- Black's appearance changes (right) as he is taken over by the Mysterons in the first episode
- First appearance: "The Mysterons" (29 September 1967)
- Created by: Gerry and Sylvia Anderson
- Designed by: Christine Glanville (sculptor)
- Voiced by: Jeremy Wilkin; (before Mysteron contact) Donald Gray; (under Mysteron control) Gary Martin; (in the Captain Scarlet and the Return of the Mysterons CGI test film)

In-universe information
- Full name: Conrad Turner
- Occupation: Spectrum officer (formerly)
- Origin: Manchester, UK

= Captain Black =

Character from British television series Captain Scarlet

Captain Black is the fictional nemesis of Captain Scarlet and the primary, recurring Mysteron agent in the 1960s British Supermarionation television series Captain Scarlet and the Mysterons and its 2005 animated remake, New Captain Scarlet.

"Black" is a codename; in the original series, the character's real name is never revealed (although in tie-ins he is named as Conrad Turner), while in the remake the character's tombstone indicates that his real name is Conrad Lefkon. The character's transformation from human to Mysteron agent occurs on Mars in the first episode of each series ("The Mysterons" and "Instrument of Destruction, Part 1").

==Depiction in Captain Scarlet==
===Development===
The puppet was sculpted by Christine Glanville. Originally Black was to have been killed off at the end of "The Mysterons", but this idea was abandoned after Glanville altered the puppet to show that the character was under Mysteron control. According to Glanville: "Once I'd painted him up to look gaunt and pallid, Gerry [Anderson] took one look and decided to keep him on as a regular."

In a 1986 interview in which he discussed his approach to writing for the series, Captain Scarlet script editor Tony Barwick drew parallels between the premise and characters of Captain Scarlet and those of Thunderbirds – suggesting, for example, that the Spectrum Organisation could be compared to International Rescue and that Black was similar to the Hood, the main recurring villain in Thunderbirds.

______________________________

WORK TO COMPLETE:
[A] Repeat, word for word, everything in the Captain Black article from "- Black's appearance" down to "Christine Glanville (sculptor)".
[B] According to the Captain Black article, what real name does the character's tombstone give in the remake?
[C] Carry the Captain Black article further, beginning after its last sentence.
The data items that follow are not relevant to this work.

Data items:
______________________________

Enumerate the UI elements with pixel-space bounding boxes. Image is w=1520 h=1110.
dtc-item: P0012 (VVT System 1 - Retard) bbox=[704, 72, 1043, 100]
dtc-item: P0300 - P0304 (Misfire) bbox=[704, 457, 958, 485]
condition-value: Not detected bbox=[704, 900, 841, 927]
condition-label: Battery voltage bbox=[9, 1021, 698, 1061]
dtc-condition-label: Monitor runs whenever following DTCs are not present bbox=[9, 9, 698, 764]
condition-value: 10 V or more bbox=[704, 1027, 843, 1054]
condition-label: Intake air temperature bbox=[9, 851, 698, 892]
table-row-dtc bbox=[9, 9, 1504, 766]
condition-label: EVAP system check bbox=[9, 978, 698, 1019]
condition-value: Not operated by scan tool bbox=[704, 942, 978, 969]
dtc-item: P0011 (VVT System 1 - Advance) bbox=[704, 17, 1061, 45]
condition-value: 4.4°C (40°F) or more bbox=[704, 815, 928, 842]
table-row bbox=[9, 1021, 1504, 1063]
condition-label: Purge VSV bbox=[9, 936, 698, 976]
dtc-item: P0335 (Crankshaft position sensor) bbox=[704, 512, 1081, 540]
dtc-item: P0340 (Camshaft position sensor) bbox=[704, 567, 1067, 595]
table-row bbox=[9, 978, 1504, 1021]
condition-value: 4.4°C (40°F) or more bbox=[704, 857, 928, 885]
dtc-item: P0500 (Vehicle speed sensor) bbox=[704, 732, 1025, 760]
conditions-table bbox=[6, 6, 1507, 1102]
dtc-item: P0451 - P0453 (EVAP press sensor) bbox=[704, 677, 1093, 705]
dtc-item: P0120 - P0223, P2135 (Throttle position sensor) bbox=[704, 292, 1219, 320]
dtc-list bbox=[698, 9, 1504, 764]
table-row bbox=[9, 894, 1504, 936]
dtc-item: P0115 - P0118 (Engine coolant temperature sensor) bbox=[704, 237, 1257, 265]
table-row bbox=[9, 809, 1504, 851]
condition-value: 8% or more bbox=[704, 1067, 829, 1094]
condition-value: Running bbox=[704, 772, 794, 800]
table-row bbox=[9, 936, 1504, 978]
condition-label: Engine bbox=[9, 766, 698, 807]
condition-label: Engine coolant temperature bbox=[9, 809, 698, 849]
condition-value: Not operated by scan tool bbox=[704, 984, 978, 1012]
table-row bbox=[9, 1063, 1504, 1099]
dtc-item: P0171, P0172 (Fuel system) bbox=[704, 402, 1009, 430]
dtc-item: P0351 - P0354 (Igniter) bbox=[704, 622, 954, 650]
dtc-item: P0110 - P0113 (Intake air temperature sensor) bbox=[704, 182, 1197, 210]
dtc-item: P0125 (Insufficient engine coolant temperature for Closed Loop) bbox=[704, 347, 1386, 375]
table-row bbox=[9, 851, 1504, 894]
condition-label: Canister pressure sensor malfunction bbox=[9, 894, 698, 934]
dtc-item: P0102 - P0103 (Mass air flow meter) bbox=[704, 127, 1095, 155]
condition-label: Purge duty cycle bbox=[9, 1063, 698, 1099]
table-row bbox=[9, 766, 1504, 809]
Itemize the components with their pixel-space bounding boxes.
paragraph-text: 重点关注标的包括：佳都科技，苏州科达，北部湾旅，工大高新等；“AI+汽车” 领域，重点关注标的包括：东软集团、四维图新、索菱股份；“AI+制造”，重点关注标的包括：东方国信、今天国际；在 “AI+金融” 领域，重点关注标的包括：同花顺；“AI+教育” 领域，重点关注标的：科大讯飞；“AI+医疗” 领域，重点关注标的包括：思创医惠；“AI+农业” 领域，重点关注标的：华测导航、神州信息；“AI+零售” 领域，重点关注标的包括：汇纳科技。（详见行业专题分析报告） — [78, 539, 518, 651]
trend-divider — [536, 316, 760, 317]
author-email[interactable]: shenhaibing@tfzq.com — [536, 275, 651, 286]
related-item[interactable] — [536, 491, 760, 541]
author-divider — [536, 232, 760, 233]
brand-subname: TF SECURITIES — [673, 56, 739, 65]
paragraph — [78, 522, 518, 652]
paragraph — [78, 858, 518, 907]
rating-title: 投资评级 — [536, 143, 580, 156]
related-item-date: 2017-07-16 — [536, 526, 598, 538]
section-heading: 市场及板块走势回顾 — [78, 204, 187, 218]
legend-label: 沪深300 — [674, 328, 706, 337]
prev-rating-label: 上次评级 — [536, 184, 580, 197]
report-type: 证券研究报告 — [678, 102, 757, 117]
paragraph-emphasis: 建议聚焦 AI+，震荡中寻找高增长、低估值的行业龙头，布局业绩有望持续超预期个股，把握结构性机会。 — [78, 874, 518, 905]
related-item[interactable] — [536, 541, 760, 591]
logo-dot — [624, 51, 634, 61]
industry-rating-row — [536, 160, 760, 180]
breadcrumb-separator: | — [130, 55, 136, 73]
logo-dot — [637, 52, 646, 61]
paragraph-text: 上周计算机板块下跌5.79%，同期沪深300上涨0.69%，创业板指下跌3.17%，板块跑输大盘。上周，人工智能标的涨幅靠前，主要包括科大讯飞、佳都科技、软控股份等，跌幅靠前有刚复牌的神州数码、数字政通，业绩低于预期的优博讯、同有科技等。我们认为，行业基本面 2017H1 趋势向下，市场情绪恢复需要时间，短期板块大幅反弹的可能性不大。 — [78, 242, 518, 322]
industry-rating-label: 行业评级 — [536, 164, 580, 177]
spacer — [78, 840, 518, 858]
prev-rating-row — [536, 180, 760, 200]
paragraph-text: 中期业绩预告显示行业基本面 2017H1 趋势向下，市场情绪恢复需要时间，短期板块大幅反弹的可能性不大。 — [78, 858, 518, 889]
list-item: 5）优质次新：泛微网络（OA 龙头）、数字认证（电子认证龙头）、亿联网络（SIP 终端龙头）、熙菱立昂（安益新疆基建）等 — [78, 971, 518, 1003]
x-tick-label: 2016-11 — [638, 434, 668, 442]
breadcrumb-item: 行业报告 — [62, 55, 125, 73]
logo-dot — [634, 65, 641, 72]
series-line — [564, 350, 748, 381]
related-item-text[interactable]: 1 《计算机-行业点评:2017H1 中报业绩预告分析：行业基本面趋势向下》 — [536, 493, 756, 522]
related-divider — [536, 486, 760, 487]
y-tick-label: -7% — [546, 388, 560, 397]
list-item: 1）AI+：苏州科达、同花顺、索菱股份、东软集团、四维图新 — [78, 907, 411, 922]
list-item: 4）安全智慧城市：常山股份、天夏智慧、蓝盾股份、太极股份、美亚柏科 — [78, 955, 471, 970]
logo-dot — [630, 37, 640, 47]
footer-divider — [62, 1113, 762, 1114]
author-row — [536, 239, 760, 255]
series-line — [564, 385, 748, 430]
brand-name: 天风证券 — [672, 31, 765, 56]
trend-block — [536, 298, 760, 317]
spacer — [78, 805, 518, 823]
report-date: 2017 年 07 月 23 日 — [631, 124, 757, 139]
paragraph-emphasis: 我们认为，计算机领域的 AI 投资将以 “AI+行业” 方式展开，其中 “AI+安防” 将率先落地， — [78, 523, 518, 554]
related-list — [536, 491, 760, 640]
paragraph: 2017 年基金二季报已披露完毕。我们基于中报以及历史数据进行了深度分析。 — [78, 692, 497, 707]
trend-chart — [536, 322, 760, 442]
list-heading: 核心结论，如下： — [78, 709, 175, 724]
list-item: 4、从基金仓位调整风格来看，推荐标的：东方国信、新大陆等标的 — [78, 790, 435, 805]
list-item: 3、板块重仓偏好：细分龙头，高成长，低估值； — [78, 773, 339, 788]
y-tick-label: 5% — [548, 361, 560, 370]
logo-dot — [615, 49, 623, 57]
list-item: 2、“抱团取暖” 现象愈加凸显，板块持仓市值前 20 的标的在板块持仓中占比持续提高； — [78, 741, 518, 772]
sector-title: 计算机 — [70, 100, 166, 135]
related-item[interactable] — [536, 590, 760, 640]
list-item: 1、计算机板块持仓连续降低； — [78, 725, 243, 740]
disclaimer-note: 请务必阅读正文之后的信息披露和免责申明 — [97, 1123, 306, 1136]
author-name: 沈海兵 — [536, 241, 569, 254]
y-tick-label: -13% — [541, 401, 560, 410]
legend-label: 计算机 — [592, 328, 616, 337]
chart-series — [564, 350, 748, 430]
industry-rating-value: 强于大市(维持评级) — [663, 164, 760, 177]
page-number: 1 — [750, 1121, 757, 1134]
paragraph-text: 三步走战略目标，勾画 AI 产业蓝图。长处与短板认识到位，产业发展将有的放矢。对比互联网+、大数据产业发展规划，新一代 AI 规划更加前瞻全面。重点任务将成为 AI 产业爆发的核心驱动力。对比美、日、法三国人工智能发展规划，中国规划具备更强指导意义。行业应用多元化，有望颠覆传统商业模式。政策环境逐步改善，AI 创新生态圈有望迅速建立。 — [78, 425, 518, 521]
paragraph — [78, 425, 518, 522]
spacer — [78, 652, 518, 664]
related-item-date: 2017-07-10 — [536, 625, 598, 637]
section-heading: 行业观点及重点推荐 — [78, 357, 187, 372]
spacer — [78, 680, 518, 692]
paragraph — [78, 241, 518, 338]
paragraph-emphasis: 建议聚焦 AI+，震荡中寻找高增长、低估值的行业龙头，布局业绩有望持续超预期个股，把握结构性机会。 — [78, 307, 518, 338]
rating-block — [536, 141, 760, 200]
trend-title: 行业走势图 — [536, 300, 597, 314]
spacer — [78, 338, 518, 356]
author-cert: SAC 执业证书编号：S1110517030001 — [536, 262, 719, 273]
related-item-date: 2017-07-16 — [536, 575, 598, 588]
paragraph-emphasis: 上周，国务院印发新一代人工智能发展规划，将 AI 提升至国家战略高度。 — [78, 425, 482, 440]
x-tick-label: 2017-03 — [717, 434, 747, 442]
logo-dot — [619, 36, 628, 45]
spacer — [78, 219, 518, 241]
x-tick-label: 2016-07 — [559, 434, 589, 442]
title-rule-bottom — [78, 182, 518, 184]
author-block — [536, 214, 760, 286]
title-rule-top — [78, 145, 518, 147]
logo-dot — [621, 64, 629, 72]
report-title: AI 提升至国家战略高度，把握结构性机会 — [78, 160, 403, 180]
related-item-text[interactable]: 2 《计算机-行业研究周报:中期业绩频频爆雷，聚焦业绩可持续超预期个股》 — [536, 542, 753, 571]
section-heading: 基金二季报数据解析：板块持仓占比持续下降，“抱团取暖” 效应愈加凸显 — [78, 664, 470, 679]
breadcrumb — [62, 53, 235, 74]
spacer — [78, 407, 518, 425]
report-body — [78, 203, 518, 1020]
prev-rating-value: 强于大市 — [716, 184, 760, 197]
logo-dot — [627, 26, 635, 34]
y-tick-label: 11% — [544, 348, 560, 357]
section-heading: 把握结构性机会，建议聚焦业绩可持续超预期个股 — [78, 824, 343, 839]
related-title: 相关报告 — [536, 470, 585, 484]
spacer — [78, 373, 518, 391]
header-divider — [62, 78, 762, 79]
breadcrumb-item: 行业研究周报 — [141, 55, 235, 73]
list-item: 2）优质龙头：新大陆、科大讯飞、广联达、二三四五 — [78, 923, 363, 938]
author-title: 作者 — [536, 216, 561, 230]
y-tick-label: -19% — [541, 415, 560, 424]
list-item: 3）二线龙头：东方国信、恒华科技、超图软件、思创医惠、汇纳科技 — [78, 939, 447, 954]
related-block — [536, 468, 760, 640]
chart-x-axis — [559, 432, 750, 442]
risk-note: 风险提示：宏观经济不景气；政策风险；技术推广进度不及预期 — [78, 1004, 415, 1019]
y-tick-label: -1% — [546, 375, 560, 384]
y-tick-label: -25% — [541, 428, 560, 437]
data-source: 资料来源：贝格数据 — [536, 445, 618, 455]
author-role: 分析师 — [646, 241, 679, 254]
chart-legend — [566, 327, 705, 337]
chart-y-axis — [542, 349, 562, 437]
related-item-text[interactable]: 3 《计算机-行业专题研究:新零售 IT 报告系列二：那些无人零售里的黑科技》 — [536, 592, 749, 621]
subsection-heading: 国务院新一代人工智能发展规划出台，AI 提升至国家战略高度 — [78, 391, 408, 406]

______________________________

ANSWER SET:
[A]
- Black's appearance changes (right) as he is taken over by the Mysterons in the first episode
- First appearance: "The Mysterons" (29 September 1967)
- Created by: Gerry and Sylvia Anderson
- Designed by: Christine Glanville (sculptor)

[B] Conrad Lefkon

[C]
Prior to Captain Scarlet and the Mysterons official premiere in September 1967, Black had been referenced several times by the Century 21 comic TV Century 21 in strips documenting the aftermath of the fateful Zero-X mission and the structure of the Spectrum Organisation.

===Character biography===
In 2068, Black is seconded to command the Zero-X spacecraft for a crewed mission to Mars, assigned with investigating anomalous radio signals detected by the Spectrum Organisation. Previously, Earth was aware only of the existence of rock snakes on the planet (as seen in Thunderbirds Are Go); consequently, Black is alarmed to discover a fully-developed alien city on the Martian plains. When the inhabitants – a collective, intangible, artificial intelligence calling itself "the Mysterons" – rotate scanning apparatus towards the Martian Exploration Vehicle (MEV), Black misinterprets the attempt at peaceful first contact as preparations for an attack; believing the Mysterons to be hostile, he orders his subordinates to fire on and destroy the settlement. After using their power of "reversing matter" to reconstruct their city, the Mysterons condemn humanity's unwarranted aggression and declare a retributive "war of nerves" against Earth – the first act of which will be the assassination of the World President. As the aliens go on to state that "one of you will be under our control", Black undergoes a dramatic change of appearance as he sits in the cockpit of the MEV, his expression hardening and his face becoming pale – thus, he is transformed into the primary instrument of the Mysterons' campaign of vengeance. After Zero-X returns to Earth, Black disappears.

The exact nature of Black compared to other Mysteron agents is never explicitly stated in the series. Interpretations differ: Chris Bentley states that Black is killed on Mars and replaced with an indestructible Mysteron doppelganger, while according to Chris Drake and Graeme Bassett, the unique manner of his corruption suggests that unlike the Mysterons' other victims, he was not killed and duplicated but remains alive, albeit under Mysteron control.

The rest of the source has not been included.